Vorliegender Text ▸
Angeblicher Investor auf der Anklagebank

Angeblicher Investor auf der Anklagebank

BITBURG. Mehr Schein als Sein? Weil er für den Einstieg bei der Nachrichtenagentur ddp unter anderem ein Bank-Schriftstück gefälscht haben soll, muss sich ein Mann aus der Südeifel am Montag vor dem Amtsgericht Bitburg verantworten.

Ihre Aufgaben ▸
(A) Nennen Sie der Reihe nach sämtliche Wörter der Überschrift des Textes über den angeblichen Investor.
(B) Geben Sie aus dem Text über den angeblichen Investor den Abschnitt von „BITBURG. Mehr Schein“ bis einschließlich „Amtsgericht Bitburg verantworten.“ wieder und tauschen Sie dabei „Montag“ gegen „Dienstag“ aus.

Inhalt des Datensatzes ▸
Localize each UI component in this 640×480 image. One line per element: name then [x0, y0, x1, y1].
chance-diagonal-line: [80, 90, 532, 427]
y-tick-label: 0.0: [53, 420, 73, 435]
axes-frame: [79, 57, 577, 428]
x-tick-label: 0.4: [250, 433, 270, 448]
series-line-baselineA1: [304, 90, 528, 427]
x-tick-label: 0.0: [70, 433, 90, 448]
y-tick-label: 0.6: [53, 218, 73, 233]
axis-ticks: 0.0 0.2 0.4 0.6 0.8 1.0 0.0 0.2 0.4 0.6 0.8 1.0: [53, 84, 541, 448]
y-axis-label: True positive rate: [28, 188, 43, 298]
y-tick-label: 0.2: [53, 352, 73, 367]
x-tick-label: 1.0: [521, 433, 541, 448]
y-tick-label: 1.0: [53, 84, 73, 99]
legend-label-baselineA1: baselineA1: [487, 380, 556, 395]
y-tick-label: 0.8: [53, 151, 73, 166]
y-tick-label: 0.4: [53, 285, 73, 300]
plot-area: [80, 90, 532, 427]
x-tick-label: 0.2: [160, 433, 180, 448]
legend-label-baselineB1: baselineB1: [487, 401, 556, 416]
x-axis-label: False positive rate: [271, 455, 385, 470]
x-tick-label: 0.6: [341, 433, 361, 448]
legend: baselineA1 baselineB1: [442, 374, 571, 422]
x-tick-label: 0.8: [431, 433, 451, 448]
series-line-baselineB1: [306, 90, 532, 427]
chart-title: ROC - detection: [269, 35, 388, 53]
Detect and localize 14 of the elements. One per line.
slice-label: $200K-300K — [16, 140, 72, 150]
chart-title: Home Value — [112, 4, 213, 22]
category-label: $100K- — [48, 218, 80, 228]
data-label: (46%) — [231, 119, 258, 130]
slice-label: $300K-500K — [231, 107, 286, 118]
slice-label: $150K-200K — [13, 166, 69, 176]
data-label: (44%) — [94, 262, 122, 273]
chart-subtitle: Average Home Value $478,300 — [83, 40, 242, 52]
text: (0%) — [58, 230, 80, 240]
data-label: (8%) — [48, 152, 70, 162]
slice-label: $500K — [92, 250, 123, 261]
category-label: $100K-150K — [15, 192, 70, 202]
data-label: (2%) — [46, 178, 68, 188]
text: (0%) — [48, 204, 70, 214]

Antworten im Einzelnen ▸
(A) Angeblicher, Investor, auf, der, Anklagebank

(B)
BITBURG. Mehr Schein als Sein? Weil er für den Einstieg bei der Nachrichtenagentur ddp unter anderem ein Bank-Schriftstück gefälscht haben soll, muss sich ein Mann aus der Südeifel am Dienstag vor dem Amtsgericht Bitburg verantworten.